▸ **Provided records**
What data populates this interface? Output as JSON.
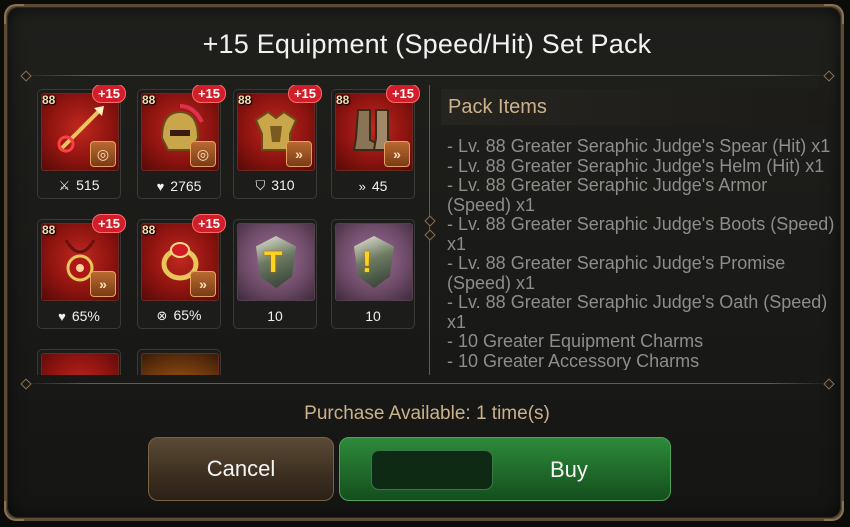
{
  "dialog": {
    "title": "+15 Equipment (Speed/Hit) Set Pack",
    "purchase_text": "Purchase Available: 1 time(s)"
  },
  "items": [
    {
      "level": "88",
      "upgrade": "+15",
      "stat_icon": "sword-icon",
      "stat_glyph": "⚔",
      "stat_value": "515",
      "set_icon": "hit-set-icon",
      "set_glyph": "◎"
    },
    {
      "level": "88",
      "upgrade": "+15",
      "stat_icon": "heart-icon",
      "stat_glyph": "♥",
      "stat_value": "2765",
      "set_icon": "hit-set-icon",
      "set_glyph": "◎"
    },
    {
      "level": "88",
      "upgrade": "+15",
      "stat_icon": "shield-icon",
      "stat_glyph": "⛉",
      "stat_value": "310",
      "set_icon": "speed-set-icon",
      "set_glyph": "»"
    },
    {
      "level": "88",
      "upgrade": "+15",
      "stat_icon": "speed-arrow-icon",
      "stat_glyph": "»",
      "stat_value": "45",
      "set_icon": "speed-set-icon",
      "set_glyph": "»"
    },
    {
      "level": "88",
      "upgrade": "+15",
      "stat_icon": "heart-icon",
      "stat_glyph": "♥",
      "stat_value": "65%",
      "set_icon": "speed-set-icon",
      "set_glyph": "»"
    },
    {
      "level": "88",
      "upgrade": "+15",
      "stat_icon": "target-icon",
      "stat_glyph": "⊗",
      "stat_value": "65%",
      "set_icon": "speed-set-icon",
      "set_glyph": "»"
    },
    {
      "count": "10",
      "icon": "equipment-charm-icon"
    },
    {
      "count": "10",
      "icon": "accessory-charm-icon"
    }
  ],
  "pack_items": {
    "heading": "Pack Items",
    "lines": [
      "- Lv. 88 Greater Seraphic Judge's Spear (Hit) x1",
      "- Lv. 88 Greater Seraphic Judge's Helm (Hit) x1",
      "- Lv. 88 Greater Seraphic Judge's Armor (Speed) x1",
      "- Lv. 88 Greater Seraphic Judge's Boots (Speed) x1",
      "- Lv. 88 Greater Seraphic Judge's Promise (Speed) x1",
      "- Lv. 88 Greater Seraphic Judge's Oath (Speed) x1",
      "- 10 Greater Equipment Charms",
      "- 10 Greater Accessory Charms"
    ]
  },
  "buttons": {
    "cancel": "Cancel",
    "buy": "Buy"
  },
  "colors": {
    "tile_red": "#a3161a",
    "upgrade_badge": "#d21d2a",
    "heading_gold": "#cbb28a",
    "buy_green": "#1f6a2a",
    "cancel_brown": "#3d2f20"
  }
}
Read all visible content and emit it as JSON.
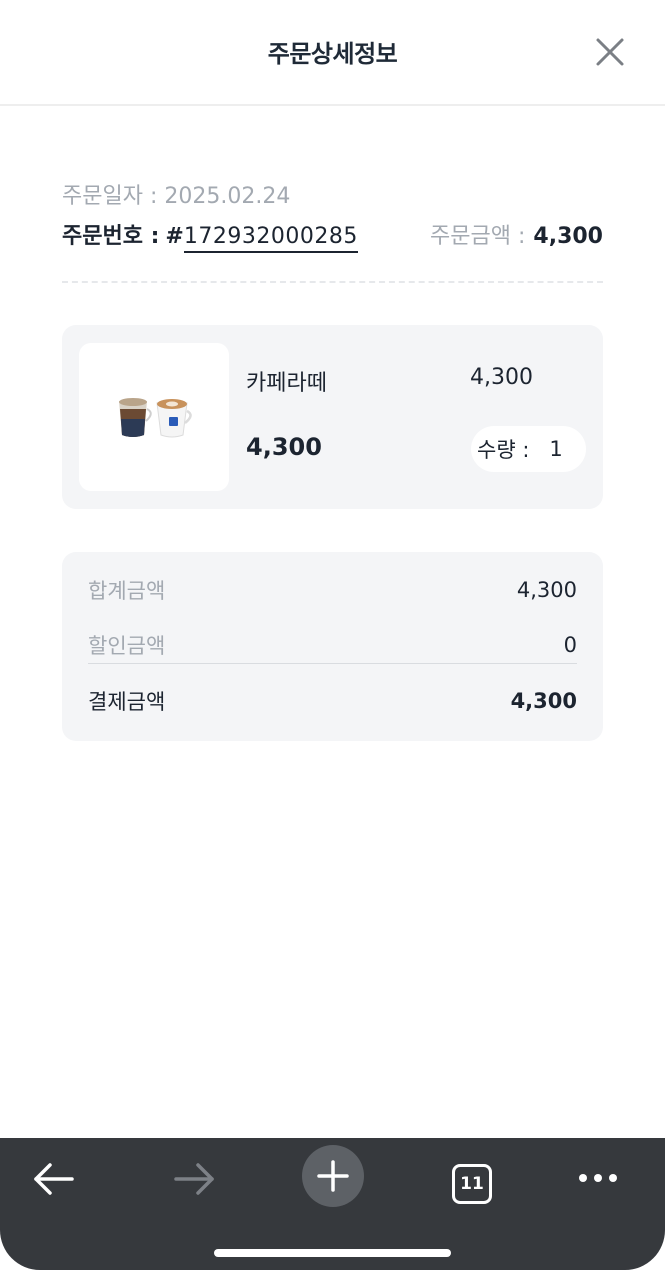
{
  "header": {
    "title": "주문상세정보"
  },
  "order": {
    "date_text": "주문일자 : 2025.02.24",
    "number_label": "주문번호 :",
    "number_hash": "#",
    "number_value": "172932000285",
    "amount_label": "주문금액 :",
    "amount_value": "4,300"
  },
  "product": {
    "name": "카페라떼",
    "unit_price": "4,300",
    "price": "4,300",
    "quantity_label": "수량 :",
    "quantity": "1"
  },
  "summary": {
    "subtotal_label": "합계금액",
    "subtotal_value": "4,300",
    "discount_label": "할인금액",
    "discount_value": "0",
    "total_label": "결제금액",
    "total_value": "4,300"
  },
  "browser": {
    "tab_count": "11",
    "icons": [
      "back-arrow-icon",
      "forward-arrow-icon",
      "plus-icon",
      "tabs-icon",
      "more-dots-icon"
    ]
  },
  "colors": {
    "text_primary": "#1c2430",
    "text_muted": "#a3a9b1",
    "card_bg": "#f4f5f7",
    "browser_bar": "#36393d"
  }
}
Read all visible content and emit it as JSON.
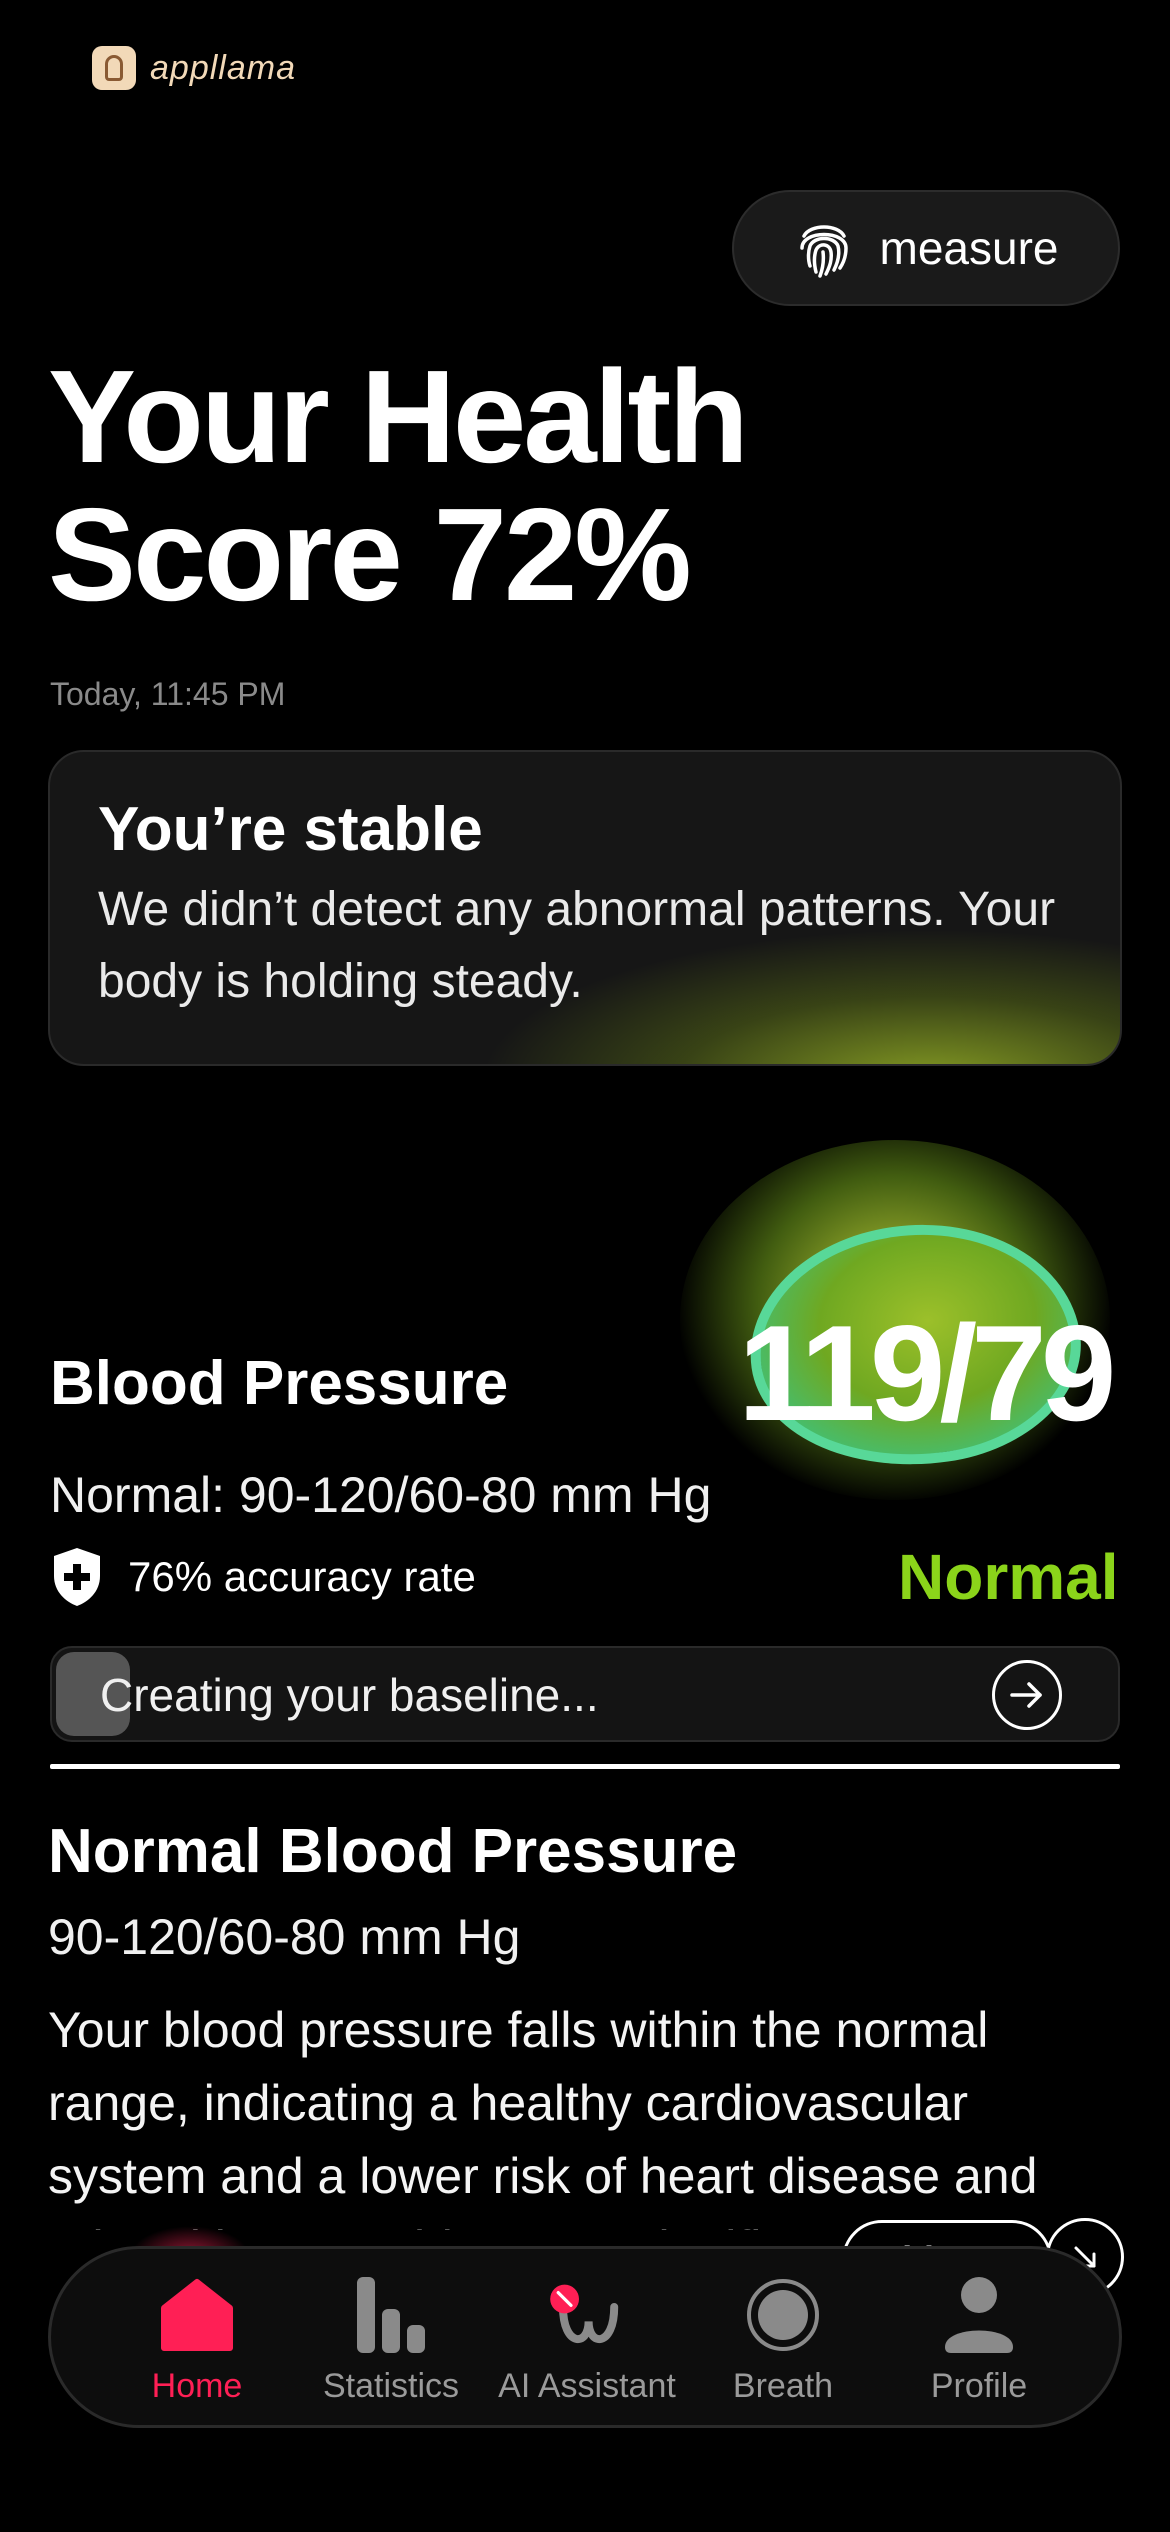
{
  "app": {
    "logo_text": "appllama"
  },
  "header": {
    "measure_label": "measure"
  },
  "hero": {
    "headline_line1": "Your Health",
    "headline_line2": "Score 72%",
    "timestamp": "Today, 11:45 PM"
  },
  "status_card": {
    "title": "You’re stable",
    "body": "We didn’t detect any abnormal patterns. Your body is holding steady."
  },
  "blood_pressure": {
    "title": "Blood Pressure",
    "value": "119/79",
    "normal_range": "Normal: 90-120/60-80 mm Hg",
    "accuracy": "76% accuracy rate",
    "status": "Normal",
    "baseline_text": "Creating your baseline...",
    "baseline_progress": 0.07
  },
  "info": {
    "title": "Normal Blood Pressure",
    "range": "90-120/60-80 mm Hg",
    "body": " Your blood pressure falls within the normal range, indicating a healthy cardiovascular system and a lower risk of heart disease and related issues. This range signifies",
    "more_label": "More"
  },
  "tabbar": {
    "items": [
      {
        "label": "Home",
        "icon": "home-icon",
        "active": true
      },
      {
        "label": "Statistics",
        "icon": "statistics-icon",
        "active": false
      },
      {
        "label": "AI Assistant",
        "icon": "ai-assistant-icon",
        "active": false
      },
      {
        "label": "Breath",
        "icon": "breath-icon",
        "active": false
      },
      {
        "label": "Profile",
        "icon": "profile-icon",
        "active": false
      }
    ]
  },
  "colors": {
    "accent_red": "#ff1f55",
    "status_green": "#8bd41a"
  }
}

▸ **Aim of the exercise**
Reproduce every entry word for word, but omit the pictures.

▸ **Reply**
What data populates this interface? Output as JSON.
{
  "dialog": {
    "title": "+15 Equipment (Speed/Hit) Set Pack",
    "purchase_text": "Purchase Available: 1 time(s)"
  },
  "items": [
    {
      "level": "88",
      "upgrade": "+15",
      "stat_icon": "sword-icon",
      "stat_glyph": "⚔",
      "stat_value": "515",
      "set_icon": "hit-set-icon",
      "set_glyph": "◎"
    },
    {
      "level": "88",
      "upgrade": "+15",
      "stat_icon": "heart-icon",
      "stat_glyph": "♥",
      "stat_value": "2765",
      "set_icon": "hit-set-icon",
      "set_glyph": "◎"
    },
    {
      "level": "88",
      "upgrade": "+15",
      "stat_icon": "shield-icon",
      "stat_glyph": "⛉",
      "stat_value": "310",
      "set_icon": "speed-set-icon",
      "set_glyph": "»"
    },
    {
      "level": "88",
      "upgrade": "+15",
      "stat_icon": "speed-arrow-icon",
      "stat_glyph": "»",
      "stat_value": "45",
      "set_icon": "speed-set-icon",
      "set_glyph": "»"
    },
    {
      "level": "88",
      "upgrade": "+15",
      "stat_icon": "heart-icon",
      "stat_glyph": "♥",
      "stat_value": "65%",
      "set_icon": "speed-set-icon",
      "set_glyph": "»"
    },
    {
      "level": "88",
      "upgrade": "+15",
      "stat_icon": "target-icon",
      "stat_glyph": "⊗",
      "stat_value": "65%",
      "set_icon": "speed-set-icon",
      "set_glyph": "»"
    },
    {
      "count": "10",
      "icon": "equipment-charm-icon"
    },
    {
      "count": "10",
      "icon": "accessory-charm-icon"
    }
  ],
  "pack_items": {
    "heading": "Pack Items",
    "lines": [
      "- Lv. 88 Greater Seraphic Judge's Spear (Hit) x1",
      "- Lv. 88 Greater Seraphic Judge's Helm (Hit) x1",
      "- Lv. 88 Greater Seraphic Judge's Armor (Speed) x1",
      "- Lv. 88 Greater Seraphic Judge's Boots (Speed) x1",
      "- Lv. 88 Greater Seraphic Judge's Promise (Speed) x1",
      "- Lv. 88 Greater Seraphic Judge's Oath (Speed) x1",
      "- 10 Greater Equipment Charms",
      "- 10 Greater Accessory Charms"
    ]
  },
  "buttons": {
    "cancel": "Cancel",
    "buy": "Buy"
  },
  "colors": {
    "tile_red": "#a3161a",
    "upgrade_badge": "#d21d2a",
    "heading_gold": "#cbb28a",
    "buy_green": "#1f6a2a",
    "cancel_brown": "#3d2f20"
  }
}
Read all visible content and emit it as JSON.
{
  "header": {
    "title": "주문상세정보"
  },
  "order": {
    "date_text": "주문일자 : 2025.02.24",
    "number_label": "주문번호 :",
    "number_hash": "#",
    "number_value": "172932000285",
    "amount_label": "주문금액 :",
    "amount_value": "4,300"
  },
  "product": {
    "name": "카페라떼",
    "unit_price": "4,300",
    "price": "4,300",
    "quantity_label": "수량 :",
    "quantity": "1"
  },
  "summary": {
    "subtotal_label": "합계금액",
    "subtotal_value": "4,300",
    "discount_label": "할인금액",
    "discount_value": "0",
    "total_label": "결제금액",
    "total_value": "4,300"
  },
  "browser": {
    "tab_count": "11",
    "icons": [
      "back-arrow-icon",
      "forward-arrow-icon",
      "plus-icon",
      "tabs-icon",
      "more-dots-icon"
    ]
  },
  "colors": {
    "text_primary": "#1c2430",
    "text_muted": "#a3a9b1",
    "card_bg": "#f4f5f7",
    "browser_bar": "#36393d"
  }
}
Read all visible content and emit it as JSON.
{
  "app": {
    "logo_text": "appllama"
  },
  "header": {
    "measure_label": "measure"
  },
  "hero": {
    "headline_line1": "Your Health",
    "headline_line2": "Score 72%",
    "timestamp": "Today, 11:45 PM"
  },
  "status_card": {
    "title": "You’re stable",
    "body": "We didn’t detect any abnormal patterns. Your body is holding steady."
  },
  "blood_pressure": {
    "title": "Blood Pressure",
    "value": "119/79",
    "normal_range": "Normal: 90-120/60-80 mm Hg",
    "accuracy": "76% accuracy rate",
    "status": "Normal",
    "baseline_text": "Creating your baseline...",
    "baseline_progress": 0.07
  },
  "info": {
    "title": "Normal Blood Pressure",
    "range": "90-120/60-80 mm Hg",
    "body": " Your blood pressure falls within the normal range, indicating a healthy cardiovascular system and a lower risk of heart disease and related issues. This range signifies",
    "more_label": "More"
  },
  "tabbar": {
    "items": [
      {
        "label": "Home",
        "icon": "home-icon",
        "active": true
      },
      {
        "label": "Statistics",
        "icon": "statistics-icon",
        "active": false
      },
      {
        "label": "AI Assistant",
        "icon": "ai-assistant-icon",
        "active": false
      },
      {
        "label": "Breath",
        "icon": "breath-icon",
        "active": false
      },
      {
        "label": "Profile",
        "icon": "profile-icon",
        "active": false
      }
    ]
  },
  "colors": {
    "accent_red": "#ff1f55",
    "status_green": "#8bd41a"
  }
}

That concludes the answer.